**DATA LISTING:**
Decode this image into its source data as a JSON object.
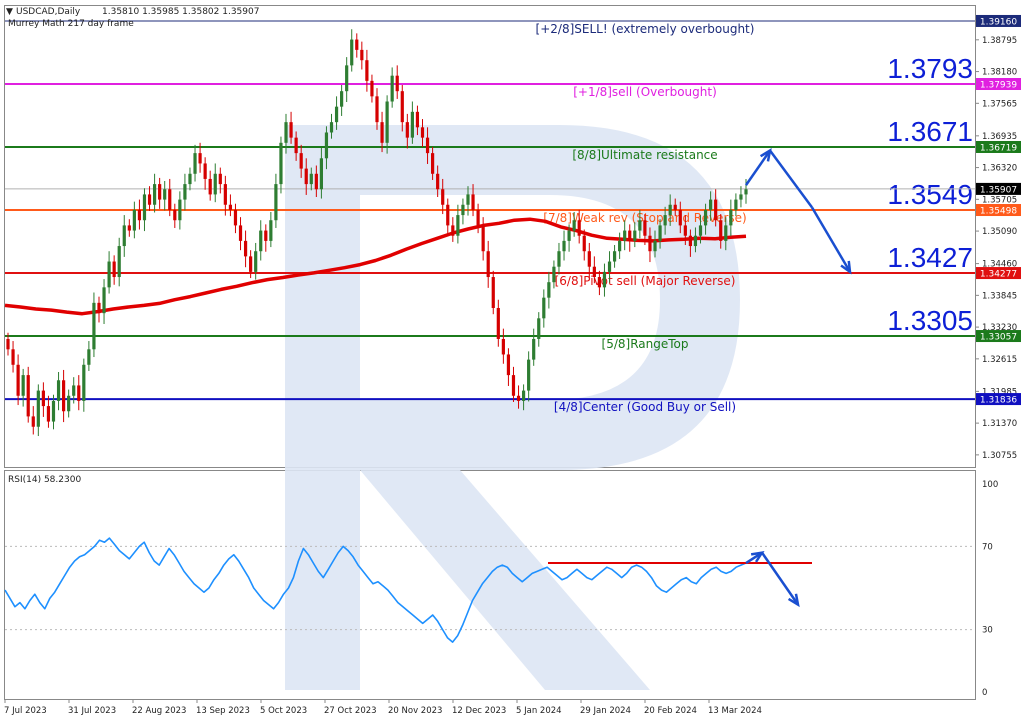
{
  "header": {
    "symbol": "USDCAD,Daily",
    "ohlc": "1.35810 1.35985 1.35802 1.35907",
    "indicator": "Murrey Math 217 day frame"
  },
  "rsi_label": "RSI(14) 58.2300",
  "colors": {
    "bull": "#2e7d32",
    "bear": "#d50000",
    "ma": "#e00000",
    "rsi": "#1e90ff",
    "arrow": "#1a4fd0",
    "watermark": "#dde6f4"
  },
  "chart_data": [
    {
      "type": "candlestick",
      "ylim": [
        1.3052,
        1.3945
      ],
      "price_ticks": [
        "1.39160",
        "1.38795",
        "1.38180",
        "1.37565",
        "1.36935",
        "1.36320",
        "1.35705",
        "1.35090",
        "1.34460",
        "1.33845",
        "1.33230",
        "1.32615",
        "1.31985",
        "1.31370",
        "1.30755"
      ],
      "x_ticks": [
        "7 Jul 2023",
        "31 Jul 2023",
        "22 Aug 2023",
        "13 Sep 2023",
        "5 Oct 2023",
        "27 Oct 2023",
        "20 Nov 2023",
        "12 Dec 2023",
        "5 Jan 2024",
        "29 Jan 2024",
        "20 Feb 2024",
        "13 Mar 2024"
      ],
      "current_price": 1.35907,
      "murrey_levels": [
        {
          "price": 1.3916,
          "tag": "1.39160",
          "label": "[+2/8]SELL! (extremely overbought)",
          "color": "#1c2b7a",
          "big": ""
        },
        {
          "price": 1.37939,
          "tag": "1.37939",
          "label": "[+1/8]sell (Overbought)",
          "color": "#e020e0",
          "big": "1.3793"
        },
        {
          "price": 1.36719,
          "tag": "1.36719",
          "label": "[8/8]Ultimate resistance",
          "color": "#1b7a1b",
          "big": "1.3671"
        },
        {
          "price": 1.35498,
          "tag": "1.35498",
          "label": "[7/8]Weak rev (Stop and Reverse)",
          "color": "#ff5a1a",
          "big": "1.3549"
        },
        {
          "price": 1.34277,
          "tag": "1.34277",
          "label": "[6/8]Pivot sell (Major Reverse)",
          "color": "#e01010",
          "big": "1.3427"
        },
        {
          "price": 1.33057,
          "tag": "1.33057",
          "label": "[5/8]RangeTop",
          "color": "#1b7a1b",
          "big": "1.3305"
        },
        {
          "price": 1.31836,
          "tag": "1.31836",
          "label": "[4/8]Center (Good Buy or Sell)",
          "color": "#1010c0",
          "big": ""
        }
      ],
      "closes": [
        1.328,
        1.325,
        1.319,
        1.323,
        1.315,
        1.313,
        1.32,
        1.317,
        1.314,
        1.318,
        1.322,
        1.316,
        1.319,
        1.321,
        1.318,
        1.325,
        1.328,
        1.337,
        1.335,
        1.34,
        1.345,
        1.342,
        1.348,
        1.352,
        1.351,
        1.355,
        1.353,
        1.358,
        1.356,
        1.36,
        1.357,
        1.359,
        1.355,
        1.353,
        1.357,
        1.36,
        1.362,
        1.366,
        1.364,
        1.361,
        1.358,
        1.362,
        1.36,
        1.356,
        1.355,
        1.352,
        1.349,
        1.346,
        1.343,
        1.347,
        1.351,
        1.349,
        1.353,
        1.36,
        1.368,
        1.372,
        1.369,
        1.366,
        1.363,
        1.36,
        1.362,
        1.359,
        1.365,
        1.37,
        1.372,
        1.375,
        1.378,
        1.383,
        1.388,
        1.386,
        1.384,
        1.38,
        1.377,
        1.372,
        1.368,
        1.376,
        1.381,
        1.378,
        1.372,
        1.369,
        1.374,
        1.371,
        1.369,
        1.366,
        1.362,
        1.359,
        1.356,
        1.352,
        1.35,
        1.354,
        1.356,
        1.358,
        1.355,
        1.352,
        1.347,
        1.342,
        1.336,
        1.33,
        1.327,
        1.323,
        1.319,
        1.318,
        1.32,
        1.326,
        1.33,
        1.334,
        1.338,
        1.341,
        1.344,
        1.347,
        1.349,
        1.351,
        1.353,
        1.35,
        1.347,
        1.344,
        1.342,
        1.34,
        1.343,
        1.345,
        1.347,
        1.349,
        1.351,
        1.349,
        1.351,
        1.353,
        1.35,
        1.347,
        1.349,
        1.352,
        1.354,
        1.356,
        1.355,
        1.352,
        1.35,
        1.348,
        1.35,
        1.352,
        1.355,
        1.357,
        1.353,
        1.349,
        1.352,
        1.355,
        1.357,
        1.358,
        1.359
      ],
      "ma_200": [
        1.3365,
        1.3362,
        1.3358,
        1.3356,
        1.3352,
        1.3349,
        1.3353,
        1.3358,
        1.3362,
        1.3365,
        1.3369,
        1.3376,
        1.3382,
        1.3389,
        1.3396,
        1.3402,
        1.3409,
        1.3415,
        1.3419,
        1.3424,
        1.3428,
        1.3433,
        1.3438,
        1.3444,
        1.3452,
        1.3462,
        1.3474,
        1.3485,
        1.3495,
        1.3505,
        1.3513,
        1.352,
        1.3524,
        1.353,
        1.3532,
        1.3528,
        1.3517,
        1.351,
        1.3501,
        1.3495,
        1.3493,
        1.3491,
        1.349,
        1.3492,
        1.3493,
        1.3495,
        1.3494,
        1.3497,
        1.3499
      ],
      "arrows": [
        [
          1.3598,
          1.3665
        ],
        [
          1.3665,
          1.3555
        ],
        [
          1.3555,
          1.343
        ]
      ]
    },
    {
      "type": "line",
      "name": "RSI(14)",
      "ylim": [
        0,
        100
      ],
      "ticks": [
        "100",
        "70",
        "30",
        "0"
      ],
      "levels": [
        70,
        30
      ],
      "values": [
        49,
        45,
        41,
        43,
        40,
        44,
        47,
        43,
        40,
        45,
        48,
        52,
        56,
        60,
        63,
        65,
        66,
        68,
        70,
        73,
        72,
        74,
        71,
        68,
        66,
        64,
        67,
        70,
        72,
        67,
        63,
        61,
        65,
        69,
        66,
        62,
        58,
        55,
        52,
        50,
        48,
        50,
        54,
        57,
        61,
        64,
        66,
        63,
        59,
        55,
        50,
        47,
        44,
        42,
        40,
        43,
        47,
        50,
        55,
        63,
        69,
        66,
        62,
        58,
        55,
        59,
        63,
        67,
        70,
        68,
        65,
        61,
        58,
        55,
        52,
        53,
        51,
        49,
        46,
        43,
        41,
        39,
        37,
        35,
        33,
        35,
        37,
        34,
        30,
        26,
        24,
        27,
        32,
        38,
        44,
        48,
        52,
        55,
        58,
        60,
        61,
        60,
        57,
        55,
        53,
        55,
        57,
        58,
        59,
        60,
        58,
        56,
        54,
        55,
        57,
        59,
        57,
        55,
        54,
        56,
        58,
        60,
        59,
        57,
        55,
        57,
        60,
        61,
        60,
        58,
        55,
        51,
        49,
        48,
        50,
        52,
        54,
        55,
        53,
        52,
        55,
        57,
        59,
        60,
        58,
        57,
        58,
        60,
        61,
        62
      ],
      "resistance": 62,
      "arrows": [
        [
          62,
          67
        ],
        [
          67,
          42
        ]
      ]
    }
  ]
}
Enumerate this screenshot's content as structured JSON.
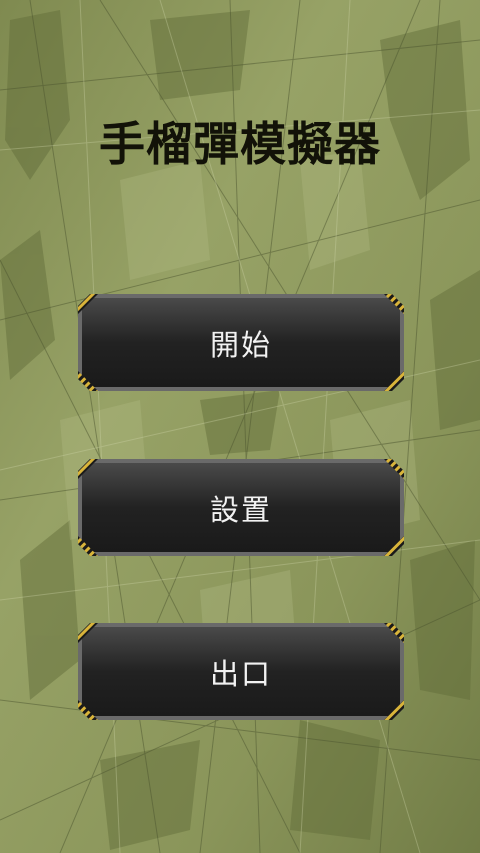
{
  "app": {
    "title": "手榴彈模擬器"
  },
  "menu": {
    "start_label": "開始",
    "settings_label": "設置",
    "exit_label": "出口"
  },
  "colors": {
    "background": "#8f9a5f",
    "title_text": "#121208",
    "button_fill": "#2c2c2c",
    "button_text": "#f2f2f2",
    "hazard_yellow": "#d9b43a"
  }
}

**SET PROBLEM:**
Working from the lines above, reproduce the material exactly and exclude its pictures.

**EXERCISE OUTPUT:**
Decode this image into its source data as a JSON object.
{
  "header": {
    "symbol": "USDCAD,Daily",
    "ohlc": "1.35810 1.35985 1.35802 1.35907",
    "indicator": "Murrey Math 217 day frame"
  },
  "rsi_label": "RSI(14) 58.2300",
  "colors": {
    "bull": "#2e7d32",
    "bear": "#d50000",
    "ma": "#e00000",
    "rsi": "#1e90ff",
    "arrow": "#1a4fd0",
    "watermark": "#dde6f4"
  },
  "chart_data": [
    {
      "type": "candlestick",
      "ylim": [
        1.3052,
        1.3945
      ],
      "price_ticks": [
        "1.39160",
        "1.38795",
        "1.38180",
        "1.37565",
        "1.36935",
        "1.36320",
        "1.35705",
        "1.35090",
        "1.34460",
        "1.33845",
        "1.33230",
        "1.32615",
        "1.31985",
        "1.31370",
        "1.30755"
      ],
      "x_ticks": [
        "7 Jul 2023",
        "31 Jul 2023",
        "22 Aug 2023",
        "13 Sep 2023",
        "5 Oct 2023",
        "27 Oct 2023",
        "20 Nov 2023",
        "12 Dec 2023",
        "5 Jan 2024",
        "29 Jan 2024",
        "20 Feb 2024",
        "13 Mar 2024"
      ],
      "current_price": 1.35907,
      "murrey_levels": [
        {
          "price": 1.3916,
          "tag": "1.39160",
          "label": "[+2/8]SELL! (extremely overbought)",
          "color": "#1c2b7a",
          "big": ""
        },
        {
          "price": 1.37939,
          "tag": "1.37939",
          "label": "[+1/8]sell (Overbought)",
          "color": "#e020e0",
          "big": "1.3793"
        },
        {
          "price": 1.36719,
          "tag": "1.36719",
          "label": "[8/8]Ultimate resistance",
          "color": "#1b7a1b",
          "big": "1.3671"
        },
        {
          "price": 1.35498,
          "tag": "1.35498",
          "label": "[7/8]Weak rev (Stop and Reverse)",
          "color": "#ff5a1a",
          "big": "1.3549"
        },
        {
          "price": 1.34277,
          "tag": "1.34277",
          "label": "[6/8]Pivot sell (Major Reverse)",
          "color": "#e01010",
          "big": "1.3427"
        },
        {
          "price": 1.33057,
          "tag": "1.33057",
          "label": "[5/8]RangeTop",
          "color": "#1b7a1b",
          "big": "1.3305"
        },
        {
          "price": 1.31836,
          "tag": "1.31836",
          "label": "[4/8]Center (Good Buy or Sell)",
          "color": "#1010c0",
          "big": ""
        }
      ],
      "closes": [
        1.328,
        1.325,
        1.319,
        1.323,
        1.315,
        1.313,
        1.32,
        1.317,
        1.314,
        1.318,
        1.322,
        1.316,
        1.319,
        1.321,
        1.318,
        1.325,
        1.328,
        1.337,
        1.335,
        1.34,
        1.345,
        1.342,
        1.348,
        1.352,
        1.351,
        1.355,
        1.353,
        1.358,
        1.356,
        1.36,
        1.357,
        1.359,
        1.355,
        1.353,
        1.357,
        1.36,
        1.362,
        1.366,
        1.364,
        1.361,
        1.358,
        1.362,
        1.36,
        1.356,
        1.355,
        1.352,
        1.349,
        1.346,
        1.343,
        1.347,
        1.351,
        1.349,
        1.353,
        1.36,
        1.368,
        1.372,
        1.369,
        1.366,
        1.363,
        1.36,
        1.362,
        1.359,
        1.365,
        1.37,
        1.372,
        1.375,
        1.378,
        1.383,
        1.388,
        1.386,
        1.384,
        1.38,
        1.377,
        1.372,
        1.368,
        1.376,
        1.381,
        1.378,
        1.372,
        1.369,
        1.374,
        1.371,
        1.369,
        1.366,
        1.362,
        1.359,
        1.356,
        1.352,
        1.35,
        1.354,
        1.356,
        1.358,
        1.355,
        1.352,
        1.347,
        1.342,
        1.336,
        1.33,
        1.327,
        1.323,
        1.319,
        1.318,
        1.32,
        1.326,
        1.33,
        1.334,
        1.338,
        1.341,
        1.344,
        1.347,
        1.349,
        1.351,
        1.353,
        1.35,
        1.347,
        1.344,
        1.342,
        1.34,
        1.343,
        1.345,
        1.347,
        1.349,
        1.351,
        1.349,
        1.351,
        1.353,
        1.35,
        1.347,
        1.349,
        1.352,
        1.354,
        1.356,
        1.355,
        1.352,
        1.35,
        1.348,
        1.35,
        1.352,
        1.355,
        1.357,
        1.353,
        1.349,
        1.352,
        1.355,
        1.357,
        1.358,
        1.359
      ],
      "ma_200": [
        1.3365,
        1.3362,
        1.3358,
        1.3356,
        1.3352,
        1.3349,
        1.3353,
        1.3358,
        1.3362,
        1.3365,
        1.3369,
        1.3376,
        1.3382,
        1.3389,
        1.3396,
        1.3402,
        1.3409,
        1.3415,
        1.3419,
        1.3424,
        1.3428,
        1.3433,
        1.3438,
        1.3444,
        1.3452,
        1.3462,
        1.3474,
        1.3485,
        1.3495,
        1.3505,
        1.3513,
        1.352,
        1.3524,
        1.353,
        1.3532,
        1.3528,
        1.3517,
        1.351,
        1.3501,
        1.3495,
        1.3493,
        1.3491,
        1.349,
        1.3492,
        1.3493,
        1.3495,
        1.3494,
        1.3497,
        1.3499
      ],
      "arrows": [
        [
          1.3598,
          1.3665
        ],
        [
          1.3665,
          1.3555
        ],
        [
          1.3555,
          1.343
        ]
      ]
    },
    {
      "type": "line",
      "name": "RSI(14)",
      "ylim": [
        0,
        100
      ],
      "ticks": [
        "100",
        "70",
        "30",
        "0"
      ],
      "levels": [
        70,
        30
      ],
      "values": [
        49,
        45,
        41,
        43,
        40,
        44,
        47,
        43,
        40,
        45,
        48,
        52,
        56,
        60,
        63,
        65,
        66,
        68,
        70,
        73,
        72,
        74,
        71,
        68,
        66,
        64,
        67,
        70,
        72,
        67,
        63,
        61,
        65,
        69,
        66,
        62,
        58,
        55,
        52,
        50,
        48,
        50,
        54,
        57,
        61,
        64,
        66,
        63,
        59,
        55,
        50,
        47,
        44,
        42,
        40,
        43,
        47,
        50,
        55,
        63,
        69,
        66,
        62,
        58,
        55,
        59,
        63,
        67,
        70,
        68,
        65,
        61,
        58,
        55,
        52,
        53,
        51,
        49,
        46,
        43,
        41,
        39,
        37,
        35,
        33,
        35,
        37,
        34,
        30,
        26,
        24,
        27,
        32,
        38,
        44,
        48,
        52,
        55,
        58,
        60,
        61,
        60,
        57,
        55,
        53,
        55,
        57,
        58,
        59,
        60,
        58,
        56,
        54,
        55,
        57,
        59,
        57,
        55,
        54,
        56,
        58,
        60,
        59,
        57,
        55,
        57,
        60,
        61,
        60,
        58,
        55,
        51,
        49,
        48,
        50,
        52,
        54,
        55,
        53,
        52,
        55,
        57,
        59,
        60,
        58,
        57,
        58,
        60,
        61,
        62
      ],
      "resistance": 62,
      "arrows": [
        [
          62,
          67
        ],
        [
          67,
          42
        ]
      ]
    }
  ]
}
Enumerate this screenshot's content as structured JSON.
{
  "app": {
    "title": "手榴彈模擬器"
  },
  "menu": {
    "start_label": "開始",
    "settings_label": "設置",
    "exit_label": "出口"
  },
  "colors": {
    "background": "#8f9a5f",
    "title_text": "#121208",
    "button_fill": "#2c2c2c",
    "button_text": "#f2f2f2",
    "hazard_yellow": "#d9b43a"
  }
}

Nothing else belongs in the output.